## Written exercise
Note how many lines include the word "street", and give that number by itself.

## Data for processing
▼

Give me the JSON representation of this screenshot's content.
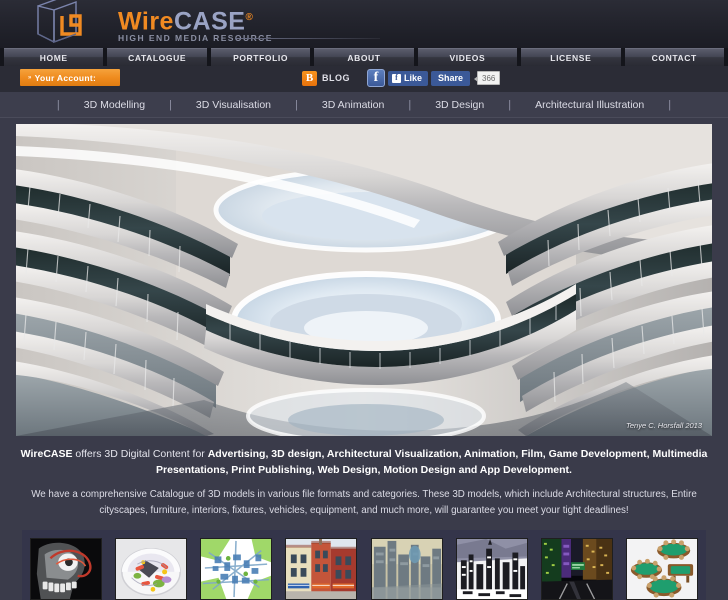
{
  "brand": {
    "name_part1": "Wire",
    "name_part2": "CASE",
    "registered": "®",
    "tagline": "HIGH END MEDIA RESOURCE",
    "logo_icon": "wireframe-cube-logo"
  },
  "main_nav": {
    "items": [
      {
        "label": "HOME"
      },
      {
        "label": "CATALOGUE"
      },
      {
        "label": "PORTFOLIO"
      },
      {
        "label": "ABOUT"
      },
      {
        "label": "VIDEOS"
      },
      {
        "label": "LICENSE"
      },
      {
        "label": "CONTACT"
      }
    ]
  },
  "utility_bar": {
    "account_label": "Your Account:",
    "account_arrow": "»",
    "blog_label": "BLOG",
    "blog_icon": "blogger-icon",
    "facebook": {
      "logo_icon": "facebook-icon",
      "logo_glyph": "f",
      "like_label": "Like",
      "like_icon": "facebook-thumb-icon",
      "share_label": "Share",
      "share_count": "366"
    }
  },
  "sub_nav": {
    "separator": "|",
    "items": [
      {
        "label": "3D Modelling"
      },
      {
        "label": "3D Visualisation"
      },
      {
        "label": "3D Animation"
      },
      {
        "label": "3D Design"
      },
      {
        "label": "Architectural Illustration"
      }
    ]
  },
  "hero": {
    "alt": "futuristic curved atrium interior with tiered balconies and oval skylights",
    "credit": "Tenye C. Horsfall 2013"
  },
  "intro": {
    "lead_prefix": "WireCASE",
    "lead_mid": " offers 3D Digital Content for ",
    "lead_strong": "Advertising, 3D design, Architectural Visualization, Animation, Film, Game Development, Multimedia Presentations, Print Publishing, Web Design, Motion Design and App Development.",
    "body": "We have a comprehensive Catalogue of 3D models in various file formats and categories. These 3D models, which include Architectural structures, Entire cityscapes, furniture, interiors, fixtures, vehicles, equipment, and much more, will guarantee you meet your tight deadlines!"
  },
  "thumbnails": {
    "items": [
      {
        "name": "anatomical-skull-xray",
        "alt": "medical anatomy skull x-ray render"
      },
      {
        "name": "biological-cell-cutaway",
        "alt": "biological cell cutaway model"
      },
      {
        "name": "city-map-diagram",
        "alt": "abstract blue green city map diagram"
      },
      {
        "name": "european-townhouses",
        "alt": "red and cream european townhouse facades"
      },
      {
        "name": "scifi-cityscape",
        "alt": "sci-fi cityscape with towers"
      },
      {
        "name": "monochrome-city",
        "alt": "black and white stylised city model"
      },
      {
        "name": "night-city-street",
        "alt": "night city street with neon signs"
      },
      {
        "name": "poker-tables",
        "alt": "green poker tables with chairs"
      }
    ]
  },
  "colors": {
    "page_background": "#3a3b4a",
    "header_background": "#23242d",
    "accent_orange": "#ef8c1f",
    "brand_blue": "#9aa3c4",
    "facebook_blue": "#3b5998",
    "subnav_background": "#3d3e4d",
    "thumb_panel_background": "#34354a"
  }
}
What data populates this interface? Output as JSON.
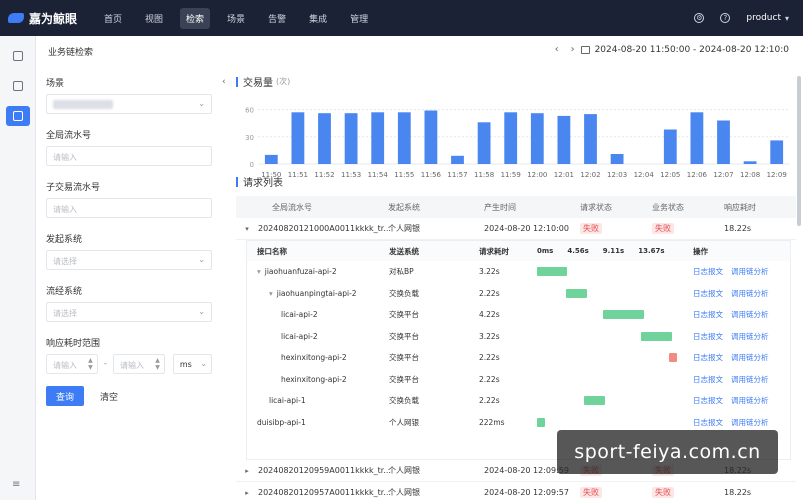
{
  "app": {
    "logo_text": "嘉为鲸眼"
  },
  "nav": [
    "首页",
    "视图",
    "检索",
    "场景",
    "告警",
    "集成",
    "管理"
  ],
  "nav_active_index": 2,
  "user": {
    "name": "product"
  },
  "filters": {
    "title": "业务链检索",
    "scene_label": "场景",
    "global_no_label": "全局流水号",
    "global_no_placeholder": "请输入",
    "sub_no_label": "子交易流水号",
    "sub_no_placeholder": "请输入",
    "origin_label": "发起系统",
    "origin_placeholder": "请选择",
    "flow_label": "流经系统",
    "flow_placeholder": "请选择",
    "resp_label": "响应耗时范围",
    "resp_min_placeholder": "请输入",
    "resp_max_placeholder": "请输入",
    "range_sep": "-",
    "unit": "ms",
    "query_btn": "查询",
    "clear_btn": "清空"
  },
  "date_range": "2024-08-20 11:50:00 - 2024-08-20 12:10:0",
  "volume": {
    "title": "交易量",
    "unit": "(次)",
    "y_ticks": [
      "0",
      "30",
      "60"
    ]
  },
  "chart_data": {
    "type": "bar",
    "categories": [
      "11:50",
      "11:51",
      "11:52",
      "11:53",
      "11:54",
      "11:55",
      "11:56",
      "11:57",
      "11:58",
      "11:59",
      "12:00",
      "12:01",
      "12:02",
      "12:03",
      "12:04",
      "12:05",
      "12:06",
      "12:07",
      "12:08",
      "12:09"
    ],
    "values": [
      10,
      57,
      56,
      56,
      57,
      57,
      59,
      9,
      46,
      57,
      56,
      53,
      55,
      11,
      0,
      38,
      57,
      48,
      3,
      26
    ],
    "title": "交易量",
    "xlabel": "",
    "ylabel": "",
    "ylim": [
      0,
      75
    ],
    "color": "#4a86f0",
    "grid": true
  },
  "request_list": {
    "title": "请求列表",
    "columns": [
      "全局流水号",
      "发起系统",
      "产生时间",
      "请求状态",
      "业务状态",
      "响应耗时"
    ],
    "rows": [
      {
        "id": "20240820121000A0011kkkk_tr...",
        "sys": "个人网银",
        "time": "2024-08-20 12:10:00",
        "req": "失败",
        "biz": "失败",
        "dur": "18.22s",
        "expanded": true
      },
      {
        "id": "20240820120959A0011kkkk_tr...",
        "sys": "个人网银",
        "time": "2024-08-20 12:09:59",
        "req": "失败",
        "biz": "失败",
        "dur": "18.22s",
        "expanded": false
      },
      {
        "id": "20240820120957A0011kkkk_tr...",
        "sys": "个人网银",
        "time": "2024-08-20 12:09:57",
        "req": "失败",
        "biz": "失败",
        "dur": "18.22s",
        "expanded": false
      }
    ]
  },
  "detail": {
    "columns": [
      "接口名称",
      "发送系统",
      "请求耗时"
    ],
    "ticks": [
      "0ms",
      "4.56s",
      "9.11s",
      "13.67s"
    ],
    "ops_label": "操作",
    "op_log": "日志报文",
    "op_chain": "调用链分析",
    "rows": [
      {
        "name": "jiaohuanfuzai-api-2",
        "indent": 1,
        "toggle": "▾",
        "sys": "对私BP",
        "dur": "3.22s",
        "start": 0.0,
        "len": 0.2,
        "color": "green"
      },
      {
        "name": "jiaohuanpingtai-api-2",
        "indent": 2,
        "toggle": "▾",
        "sys": "交换负载",
        "dur": "2.22s",
        "start": 0.19,
        "len": 0.14,
        "color": "green"
      },
      {
        "name": "licai-api-2",
        "indent": 3,
        "toggle": "",
        "sys": "交换平台",
        "dur": "4.22s",
        "start": 0.44,
        "len": 0.27,
        "color": "green"
      },
      {
        "name": "licai-api-2",
        "indent": 3,
        "toggle": "",
        "sys": "交换平台",
        "dur": "3.22s",
        "start": 0.69,
        "len": 0.21,
        "color": "green"
      },
      {
        "name": "hexinxitong-api-2",
        "indent": 3,
        "toggle": "",
        "sys": "交换平台",
        "dur": "2.22s",
        "start": 0.88,
        "len": 0.05,
        "color": "red"
      },
      {
        "name": "hexinxitong-api-2",
        "indent": 3,
        "toggle": "",
        "sys": "交换平台",
        "dur": "2.22s",
        "start": 0.0,
        "len": 0.0,
        "color": "none"
      },
      {
        "name": "licai-api-1",
        "indent": 2,
        "toggle": "",
        "sys": "交换负载",
        "dur": "2.22s",
        "start": 0.31,
        "len": 0.14,
        "color": "green"
      },
      {
        "name": "duisibp-api-1",
        "indent": 1,
        "toggle": "",
        "sys": "个人网银",
        "dur": "222ms",
        "start": 0.0,
        "len": 0.05,
        "color": "green"
      }
    ]
  },
  "watermark": "sport-feiya.com.cn"
}
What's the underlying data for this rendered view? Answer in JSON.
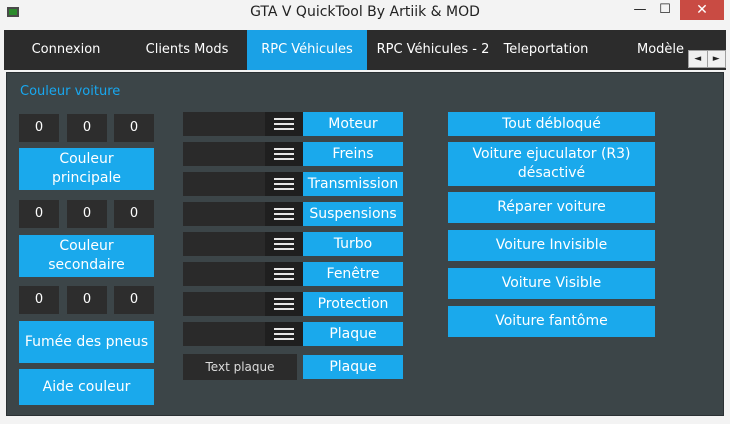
{
  "window": {
    "title": "GTA V QuickTool By Artiik & MOD",
    "min_glyph": "—",
    "max_glyph": "☐",
    "close_glyph": "✕"
  },
  "tabs": [
    {
      "label": "Connexion",
      "active": false
    },
    {
      "label": "Clients Mods",
      "active": false
    },
    {
      "label": "RPC Véhicules",
      "active": true
    },
    {
      "label": "RPC Véhicules - 2",
      "active": false
    },
    {
      "label": "Teleportation",
      "active": false
    },
    {
      "label": "Modèle",
      "active": false
    }
  ],
  "scroll": {
    "left": "◄",
    "right": "►"
  },
  "panel": {
    "group_label": "Couleur voiture",
    "color_rows": [
      {
        "values": [
          "0",
          "0",
          "0"
        ],
        "button": "Couleur\nprincipale"
      },
      {
        "values": [
          "0",
          "0",
          "0"
        ],
        "button": "Couleur\nsecondaire"
      },
      {
        "values": [
          "0",
          "0",
          "0"
        ],
        "button": "Fumée des pneus"
      }
    ],
    "aide_button": "Aide couleur",
    "mods": [
      "Moteur",
      "Freins",
      "Transmission",
      "Suspensions",
      "Turbo",
      "Fenêtre",
      "Protection",
      "Plaque"
    ],
    "plate_input_placeholder": "Text plaque",
    "plate_button": "Plaque",
    "right_buttons": [
      "Tout débloqué",
      "Voiture ejuculator (R3)\ndésactivé",
      "Réparer voiture",
      "Voiture Invisible",
      "Voiture Visible",
      "Voiture fantôme"
    ]
  },
  "colors": {
    "accent": "#1aa9ec",
    "panel_bg": "#3c4548",
    "tab_bar": "#2c2c2c",
    "close_red": "#c94b43"
  }
}
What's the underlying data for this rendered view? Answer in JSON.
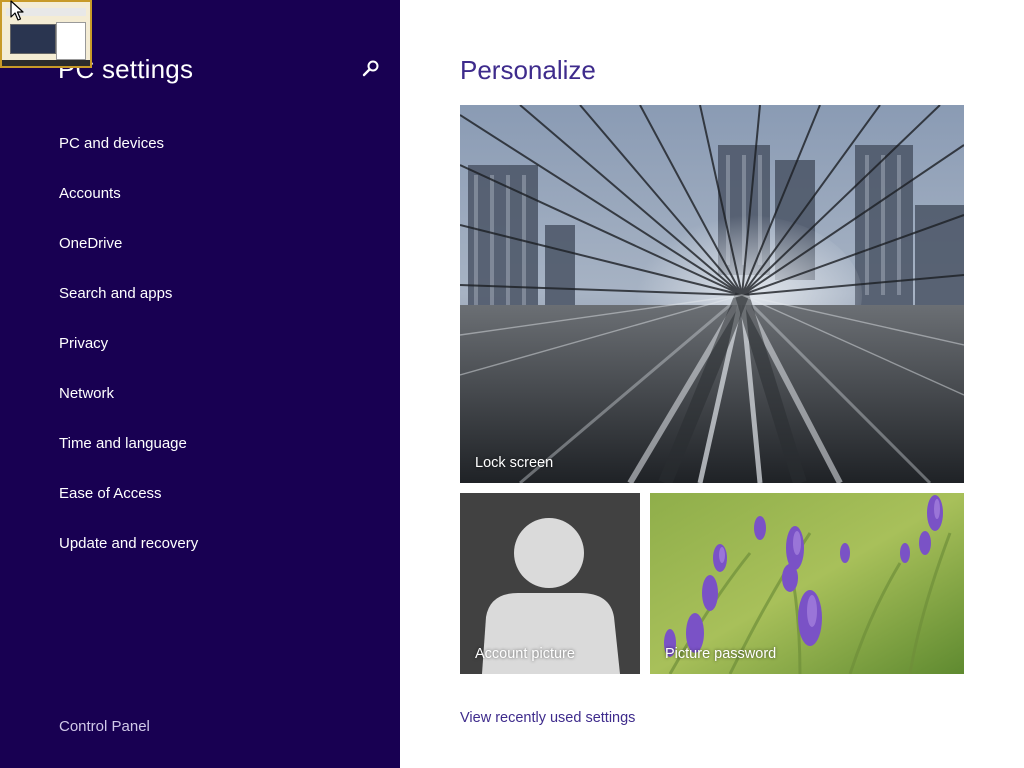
{
  "colors": {
    "sidebar_bg": "#180052",
    "accent": "#3e2b8c",
    "account_tile_bg": "#414141"
  },
  "sidebar": {
    "title": "PC settings",
    "search_icon": "search-icon",
    "items": [
      {
        "label": "PC and devices"
      },
      {
        "label": "Accounts"
      },
      {
        "label": "OneDrive"
      },
      {
        "label": "Search and apps"
      },
      {
        "label": "Privacy"
      },
      {
        "label": "Network"
      },
      {
        "label": "Time and language"
      },
      {
        "label": "Ease of Access"
      },
      {
        "label": "Update and recovery"
      }
    ],
    "footer_link": "Control Panel"
  },
  "main": {
    "title": "Personalize",
    "tiles": {
      "lock_screen": "Lock screen",
      "account_picture": "Account picture",
      "picture_password": "Picture password"
    },
    "recent_link": "View recently used settings"
  }
}
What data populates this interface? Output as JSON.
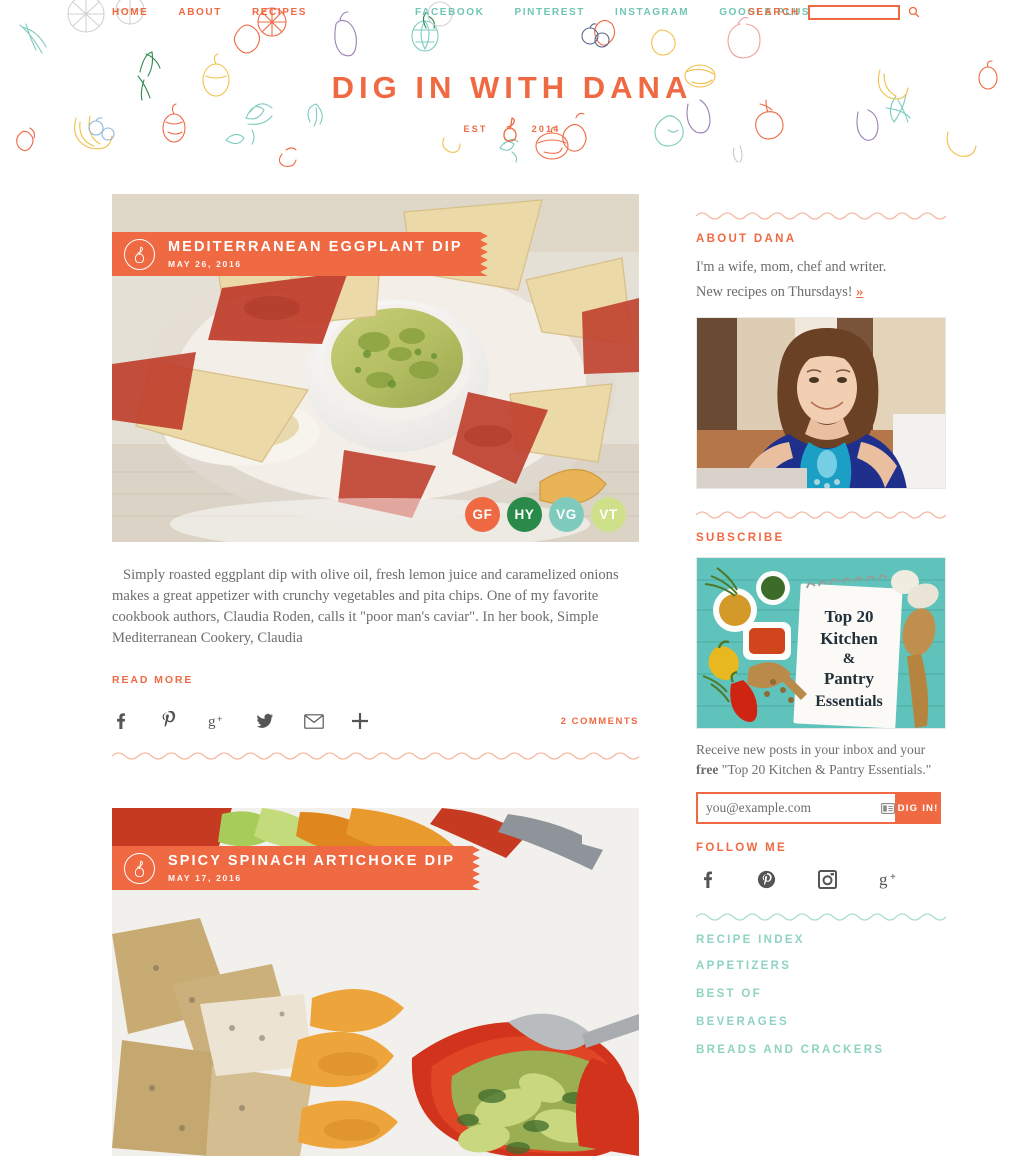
{
  "header": {
    "nav_primary": [
      {
        "label": "HOME",
        "name": "nav-home"
      },
      {
        "label": "ABOUT",
        "name": "nav-about"
      },
      {
        "label": "RECIPES",
        "name": "nav-recipes"
      }
    ],
    "nav_social": [
      {
        "label": "FACEBOOK",
        "name": "nav-facebook"
      },
      {
        "label": "PINTEREST",
        "name": "nav-pinterest"
      },
      {
        "label": "INSTAGRAM",
        "name": "nav-instagram"
      },
      {
        "label": "GOOGLE PLUS",
        "name": "nav-google-plus"
      }
    ],
    "search_label": "SEARCH",
    "search_value": "",
    "search_placeholder": "",
    "brand_title": "DIG IN WITH DANA",
    "established_prefix": "EST",
    "established_year": "2014",
    "accent_color": "#ef6a43",
    "teal_color": "#6fc6b2"
  },
  "posts": [
    {
      "title": "MEDITERRANEAN EGGPLANT DIP",
      "date": "MAY 26, 2016",
      "badges": [
        {
          "label": "GF",
          "color": "#ef6a43"
        },
        {
          "label": "HY",
          "color": "#2a8a4a"
        },
        {
          "label": "VG",
          "color": "#7ecbbd"
        },
        {
          "label": "VT",
          "color": "#cfe08a"
        }
      ],
      "excerpt": "Simply roasted eggplant dip with olive oil, fresh lemon juice and caramelized onions makes a great appetizer with crunchy vegetables and pita chips. One of my favorite cookbook authors, Claudia Roden, calls it \"poor man's caviar\". In her book, Simple Mediterranean Cookery, Claudia",
      "read_more": "READ MORE",
      "comments": "2 COMMENTS",
      "share": [
        {
          "name": "share-facebook-icon",
          "glyph": "f"
        },
        {
          "name": "share-pinterest-icon",
          "glyph": "P"
        },
        {
          "name": "share-google-plus-icon",
          "glyph": "g+"
        },
        {
          "name": "share-twitter-icon",
          "glyph": "t"
        },
        {
          "name": "share-email-icon",
          "glyph": "mail"
        },
        {
          "name": "share-more-icon",
          "glyph": "+"
        }
      ]
    },
    {
      "title": "SPICY SPINACH ARTICHOKE DIP",
      "date": "MAY 17, 2016"
    }
  ],
  "sidebar": {
    "about": {
      "heading": "ABOUT DANA",
      "line1": "I'm a wife, mom, chef and writer.",
      "line2": "New recipes on Thursdays!",
      "chevrons": "»"
    },
    "subscribe": {
      "heading": "SUBSCRIBE",
      "promo_image_lines": [
        "Top 20",
        "Kitchen",
        "&",
        "Pantry",
        "Essentials"
      ],
      "copy_part1": "Receive new posts in your inbox and your ",
      "copy_bold": "free",
      "copy_part2": " \"Top 20 Kitchen & Pantry Essentials.\"",
      "input_placeholder": "you@example.com",
      "input_value": "",
      "button_label": "DIG IN!"
    },
    "follow": {
      "heading": "FOLLOW ME",
      "icons": [
        {
          "name": "follow-facebook-icon"
        },
        {
          "name": "follow-pinterest-icon"
        },
        {
          "name": "follow-instagram-icon"
        },
        {
          "name": "follow-google-plus-icon"
        }
      ]
    },
    "recipe_index": {
      "heading": "RECIPE INDEX",
      "items": [
        {
          "label": "APPETIZERS"
        },
        {
          "label": "BEST OF"
        },
        {
          "label": "BEVERAGES"
        },
        {
          "label": "BREADS AND CRACKERS"
        }
      ]
    }
  }
}
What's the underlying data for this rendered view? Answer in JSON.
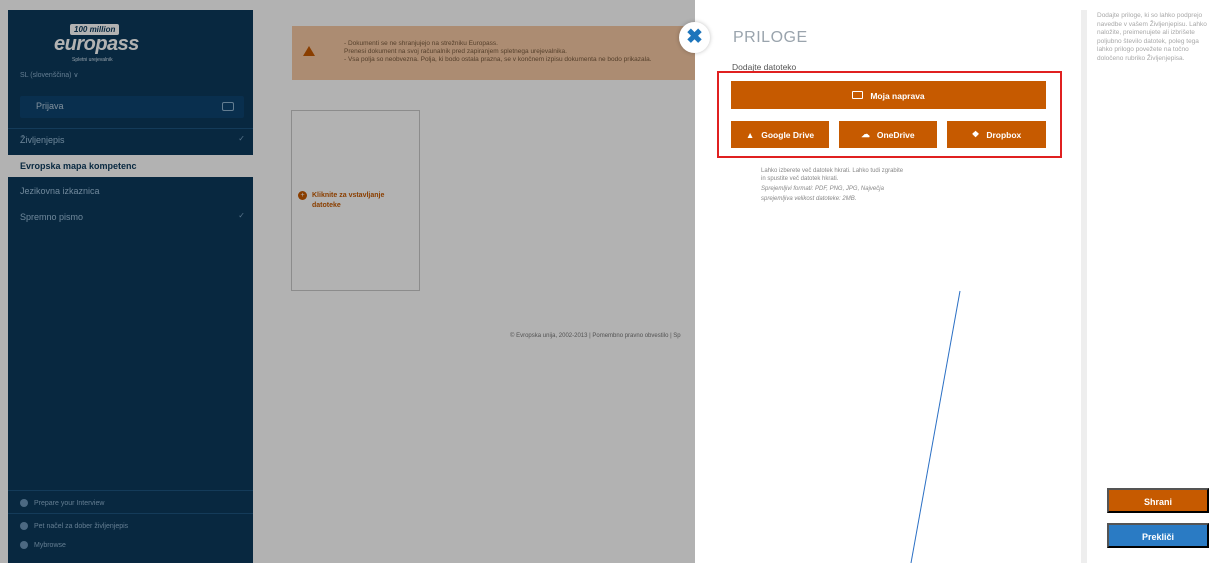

▲

## Worked solution
2